**Work to do:** Please transcribe the data below exactly. Leave the pictures out.
——————————
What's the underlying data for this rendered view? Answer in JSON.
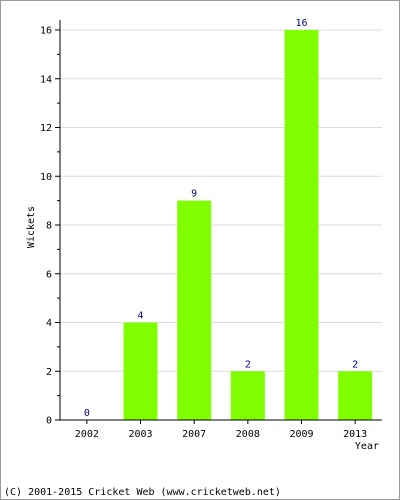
{
  "chart_data": {
    "type": "bar",
    "categories": [
      "2002",
      "2003",
      "2007",
      "2008",
      "2009",
      "2013"
    ],
    "values": [
      0,
      4,
      9,
      2,
      16,
      2
    ],
    "ylabel": "Wickets",
    "xlabel": "Year",
    "ylim": [
      0,
      16
    ],
    "yticks": [
      0,
      2,
      4,
      6,
      8,
      10,
      12,
      14,
      16
    ],
    "grid": true,
    "bar_color": "#80ff00",
    "value_label_color": "#000080"
  },
  "footer": {
    "copyright": "(C) 2001-2015 Cricket Web (www.cricketweb.net)"
  }
}
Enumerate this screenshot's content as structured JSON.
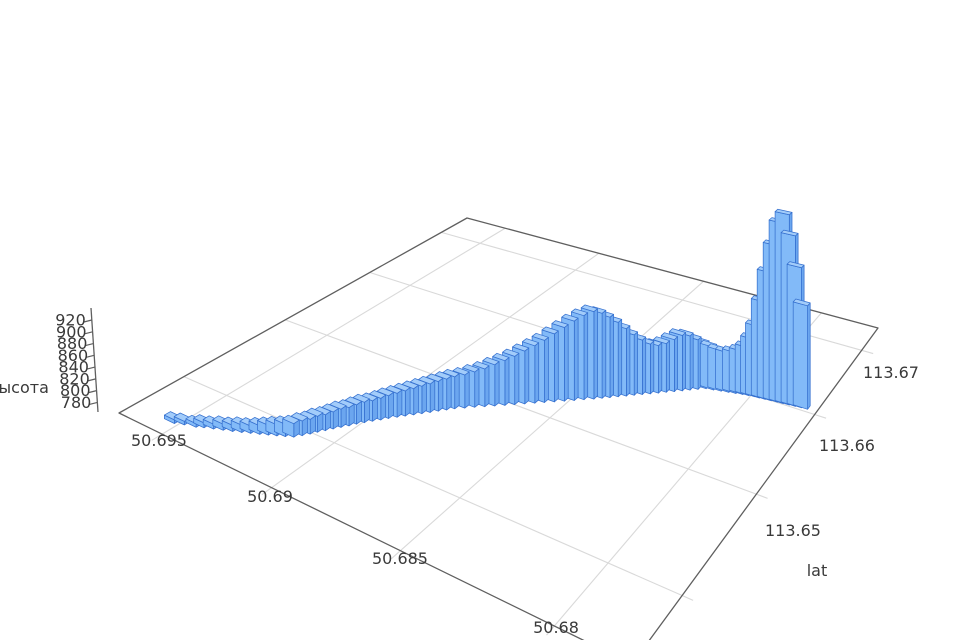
{
  "figure": {
    "background": "#ffffff",
    "kind": "3d-bar-chart-elevation-track"
  },
  "chart_data": {
    "type": "bar",
    "subtype": "bar3d-perspective",
    "title": "",
    "zlabel": "высота",
    "right_axis_label": "lat",
    "z_axis": {
      "label": "высота",
      "tick_labels": [
        "920",
        "900",
        "880",
        "860",
        "840",
        "820",
        "800",
        "780"
      ],
      "tick_values": [
        920,
        900,
        880,
        860,
        840,
        820,
        800,
        780
      ]
    },
    "bottom_axis": {
      "tick_labels": [
        "50.695",
        "50.69",
        "50.685",
        "50.68"
      ],
      "tick_values": [
        50.695,
        50.69,
        50.685,
        50.68
      ]
    },
    "right_axis": {
      "label": "lat",
      "tick_labels": [
        "113.67",
        "113.66",
        "113.65"
      ],
      "tick_values": [
        113.67,
        113.66,
        113.65
      ],
      "grid_values": [
        113.64,
        113.65,
        113.66,
        113.67
      ]
    },
    "lat_range": [
      50.6778,
      50.6972
    ],
    "lon_range": [
      113.6345,
      113.674
    ],
    "zlim": [
      775,
      940
    ],
    "z_base": 775,
    "bar_size": {
      "dlat": 0.0005,
      "dlon": 0.0005
    },
    "grid_on": true,
    "bars": [
      [
        50.6954,
        113.636,
        778
      ],
      [
        50.69506,
        113.63625,
        778
      ],
      [
        50.69463,
        113.6365,
        778
      ],
      [
        50.69439,
        113.63675,
        779
      ],
      [
        50.69407,
        113.637,
        779
      ],
      [
        50.69375,
        113.63725,
        780
      ],
      [
        50.69344,
        113.6375,
        780
      ],
      [
        50.69315,
        113.63775,
        781
      ],
      [
        50.69287,
        113.638,
        781
      ],
      [
        50.69258,
        113.63825,
        782
      ],
      [
        50.69232,
        113.6385,
        783
      ],
      [
        50.69206,
        113.63875,
        784
      ],
      [
        50.6918,
        113.639,
        785
      ],
      [
        50.69155,
        113.63925,
        786
      ],
      [
        50.69138,
        113.63967,
        787
      ],
      [
        50.69123,
        113.64009,
        787
      ],
      [
        50.6911,
        113.6405,
        788
      ],
      [
        50.69095,
        113.64092,
        788
      ],
      [
        50.6908,
        113.64134,
        789
      ],
      [
        50.69065,
        113.64176,
        790
      ],
      [
        50.69049,
        113.64218,
        790
      ],
      [
        50.69035,
        113.6426,
        791
      ],
      [
        50.69019,
        113.64301,
        792
      ],
      [
        50.69002,
        113.64343,
        792
      ],
      [
        50.68984,
        113.64385,
        793
      ],
      [
        50.68968,
        113.64427,
        794
      ],
      [
        50.68949,
        113.64469,
        795
      ],
      [
        50.68931,
        113.64511,
        796
      ],
      [
        50.68912,
        113.64552,
        797
      ],
      [
        50.68894,
        113.64594,
        798
      ],
      [
        50.68875,
        113.64636,
        799
      ],
      [
        50.68857,
        113.64678,
        800
      ],
      [
        50.68838,
        113.6472,
        801
      ],
      [
        50.6882,
        113.64762,
        802
      ],
      [
        50.68794,
        113.64806,
        803
      ],
      [
        50.68769,
        113.6485,
        805
      ],
      [
        50.68743,
        113.64894,
        807
      ],
      [
        50.68717,
        113.64938,
        810
      ],
      [
        50.68691,
        113.64982,
        813
      ],
      [
        50.68666,
        113.65027,
        816
      ],
      [
        50.6864,
        113.65071,
        820
      ],
      [
        50.68614,
        113.65115,
        824
      ],
      [
        50.68589,
        113.65159,
        828
      ],
      [
        50.68563,
        113.65203,
        833
      ],
      [
        50.68537,
        113.65247,
        838
      ],
      [
        50.68511,
        113.65291,
        843
      ],
      [
        50.68486,
        113.65336,
        847
      ],
      [
        50.6846,
        113.6538,
        850
      ],
      [
        50.68439,
        113.65419,
        848
      ],
      [
        50.68419,
        113.65457,
        844
      ],
      [
        50.68398,
        113.65496,
        839
      ],
      [
        50.68377,
        113.65535,
        833
      ],
      [
        50.68357,
        113.65573,
        827
      ],
      [
        50.68336,
        113.65612,
        822
      ],
      [
        50.68315,
        113.6565,
        818
      ],
      [
        50.68294,
        113.65689,
        816
      ],
      [
        50.68274,
        113.65728,
        817
      ],
      [
        50.68253,
        113.65766,
        820
      ],
      [
        50.68232,
        113.65805,
        823
      ],
      [
        50.68212,
        113.65843,
        822
      ],
      [
        50.68191,
        113.65882,
        818
      ],
      [
        50.6817,
        113.6592,
        814
      ],
      [
        50.68145,
        113.65934,
        812
      ],
      [
        50.6812,
        113.65948,
        810
      ],
      [
        50.68095,
        113.65963,
        809
      ],
      [
        50.68072,
        113.65977,
        810
      ],
      [
        50.6805,
        113.65991,
        812
      ],
      [
        50.6803,
        113.66,
        816
      ],
      [
        50.68012,
        113.66008,
        824
      ],
      [
        50.67995,
        113.66012,
        836
      ],
      [
        50.67975,
        113.66018,
        858
      ],
      [
        50.67955,
        113.66024,
        884
      ],
      [
        50.67935,
        113.6603,
        908
      ],
      [
        50.67915,
        113.66036,
        928
      ],
      [
        50.67895,
        113.66042,
        936
      ],
      [
        50.67875,
        113.66048,
        919
      ],
      [
        50.67855,
        113.66054,
        893
      ],
      [
        50.67835,
        113.6606,
        862
      ]
    ]
  },
  "colors": {
    "bar_front_face": "#82baf8",
    "bar_side_face": "#6ba6ef",
    "bar_top_face": "#a2ccfa",
    "bar_edge": "#3570cf",
    "grid_line": "#d9d9d9",
    "pane_edge": "#5f5f5f",
    "tick_text": "#3a3a3a"
  }
}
——————————
**The result:**
What's the underlying data for this rendered view? Answer in JSON.
{
  "chart_data": {
    "type": "bar",
    "categories": [
      "2002",
      "2003",
      "2007",
      "2008",
      "2009",
      "2013"
    ],
    "values": [
      0,
      4,
      9,
      2,
      16,
      2
    ],
    "ylabel": "Wickets",
    "xlabel": "Year",
    "ylim": [
      0,
      16
    ],
    "yticks": [
      0,
      2,
      4,
      6,
      8,
      10,
      12,
      14,
      16
    ],
    "grid": true,
    "bar_color": "#80ff00",
    "value_label_color": "#000080"
  },
  "footer": {
    "copyright": "(C) 2001-2015 Cricket Web (www.cricketweb.net)"
  }
}
Enumerate this screenshot's content as structured JSON.
{
  "figure": {
    "background": "#ffffff",
    "kind": "3d-bar-chart-elevation-track"
  },
  "chart_data": {
    "type": "bar",
    "subtype": "bar3d-perspective",
    "title": "",
    "zlabel": "высота",
    "right_axis_label": "lat",
    "z_axis": {
      "label": "высота",
      "tick_labels": [
        "920",
        "900",
        "880",
        "860",
        "840",
        "820",
        "800",
        "780"
      ],
      "tick_values": [
        920,
        900,
        880,
        860,
        840,
        820,
        800,
        780
      ]
    },
    "bottom_axis": {
      "tick_labels": [
        "50.695",
        "50.69",
        "50.685",
        "50.68"
      ],
      "tick_values": [
        50.695,
        50.69,
        50.685,
        50.68
      ]
    },
    "right_axis": {
      "label": "lat",
      "tick_labels": [
        "113.67",
        "113.66",
        "113.65"
      ],
      "tick_values": [
        113.67,
        113.66,
        113.65
      ],
      "grid_values": [
        113.64,
        113.65,
        113.66,
        113.67
      ]
    },
    "lat_range": [
      50.6778,
      50.6972
    ],
    "lon_range": [
      113.6345,
      113.674
    ],
    "zlim": [
      775,
      940
    ],
    "z_base": 775,
    "bar_size": {
      "dlat": 0.0005,
      "dlon": 0.0005
    },
    "grid_on": true,
    "bars": [
      [
        50.6954,
        113.636,
        778
      ],
      [
        50.69506,
        113.63625,
        778
      ],
      [
        50.69463,
        113.6365,
        778
      ],
      [
        50.69439,
        113.63675,
        779
      ],
      [
        50.69407,
        113.637,
        779
      ],
      [
        50.69375,
        113.63725,
        780
      ],
      [
        50.69344,
        113.6375,
        780
      ],
      [
        50.69315,
        113.63775,
        781
      ],
      [
        50.69287,
        113.638,
        781
      ],
      [
        50.69258,
        113.63825,
        782
      ],
      [
        50.69232,
        113.6385,
        783
      ],
      [
        50.69206,
        113.63875,
        784
      ],
      [
        50.6918,
        113.639,
        785
      ],
      [
        50.69155,
        113.63925,
        786
      ],
      [
        50.69138,
        113.63967,
        787
      ],
      [
        50.69123,
        113.64009,
        787
      ],
      [
        50.6911,
        113.6405,
        788
      ],
      [
        50.69095,
        113.64092,
        788
      ],
      [
        50.6908,
        113.64134,
        789
      ],
      [
        50.69065,
        113.64176,
        790
      ],
      [
        50.69049,
        113.64218,
        790
      ],
      [
        50.69035,
        113.6426,
        791
      ],
      [
        50.69019,
        113.64301,
        792
      ],
      [
        50.69002,
        113.64343,
        792
      ],
      [
        50.68984,
        113.64385,
        793
      ],
      [
        50.68968,
        113.64427,
        794
      ],
      [
        50.68949,
        113.64469,
        795
      ],
      [
        50.68931,
        113.64511,
        796
      ],
      [
        50.68912,
        113.64552,
        797
      ],
      [
        50.68894,
        113.64594,
        798
      ],
      [
        50.68875,
        113.64636,
        799
      ],
      [
        50.68857,
        113.64678,
        800
      ],
      [
        50.68838,
        113.6472,
        801
      ],
      [
        50.6882,
        113.64762,
        802
      ],
      [
        50.68794,
        113.64806,
        803
      ],
      [
        50.68769,
        113.6485,
        805
      ],
      [
        50.68743,
        113.64894,
        807
      ],
      [
        50.68717,
        113.64938,
        810
      ],
      [
        50.68691,
        113.64982,
        813
      ],
      [
        50.68666,
        113.65027,
        816
      ],
      [
        50.6864,
        113.65071,
        820
      ],
      [
        50.68614,
        113.65115,
        824
      ],
      [
        50.68589,
        113.65159,
        828
      ],
      [
        50.68563,
        113.65203,
        833
      ],
      [
        50.68537,
        113.65247,
        838
      ],
      [
        50.68511,
        113.65291,
        843
      ],
      [
        50.68486,
        113.65336,
        847
      ],
      [
        50.6846,
        113.6538,
        850
      ],
      [
        50.68439,
        113.65419,
        848
      ],
      [
        50.68419,
        113.65457,
        844
      ],
      [
        50.68398,
        113.65496,
        839
      ],
      [
        50.68377,
        113.65535,
        833
      ],
      [
        50.68357,
        113.65573,
        827
      ],
      [
        50.68336,
        113.65612,
        822
      ],
      [
        50.68315,
        113.6565,
        818
      ],
      [
        50.68294,
        113.65689,
        816
      ],
      [
        50.68274,
        113.65728,
        817
      ],
      [
        50.68253,
        113.65766,
        820
      ],
      [
        50.68232,
        113.65805,
        823
      ],
      [
        50.68212,
        113.65843,
        822
      ],
      [
        50.68191,
        113.65882,
        818
      ],
      [
        50.6817,
        113.6592,
        814
      ],
      [
        50.68145,
        113.65934,
        812
      ],
      [
        50.6812,
        113.65948,
        810
      ],
      [
        50.68095,
        113.65963,
        809
      ],
      [
        50.68072,
        113.65977,
        810
      ],
      [
        50.6805,
        113.65991,
        812
      ],
      [
        50.6803,
        113.66,
        816
      ],
      [
        50.68012,
        113.66008,
        824
      ],
      [
        50.67995,
        113.66012,
        836
      ],
      [
        50.67975,
        113.66018,
        858
      ],
      [
        50.67955,
        113.66024,
        884
      ],
      [
        50.67935,
        113.6603,
        908
      ],
      [
        50.67915,
        113.66036,
        928
      ],
      [
        50.67895,
        113.66042,
        936
      ],
      [
        50.67875,
        113.66048,
        919
      ],
      [
        50.67855,
        113.66054,
        893
      ],
      [
        50.67835,
        113.6606,
        862
      ]
    ]
  },
  "colors": {
    "bar_front_face": "#82baf8",
    "bar_side_face": "#6ba6ef",
    "bar_top_face": "#a2ccfa",
    "bar_edge": "#3570cf",
    "grid_line": "#d9d9d9",
    "pane_edge": "#5f5f5f",
    "tick_text": "#3a3a3a"
  }
}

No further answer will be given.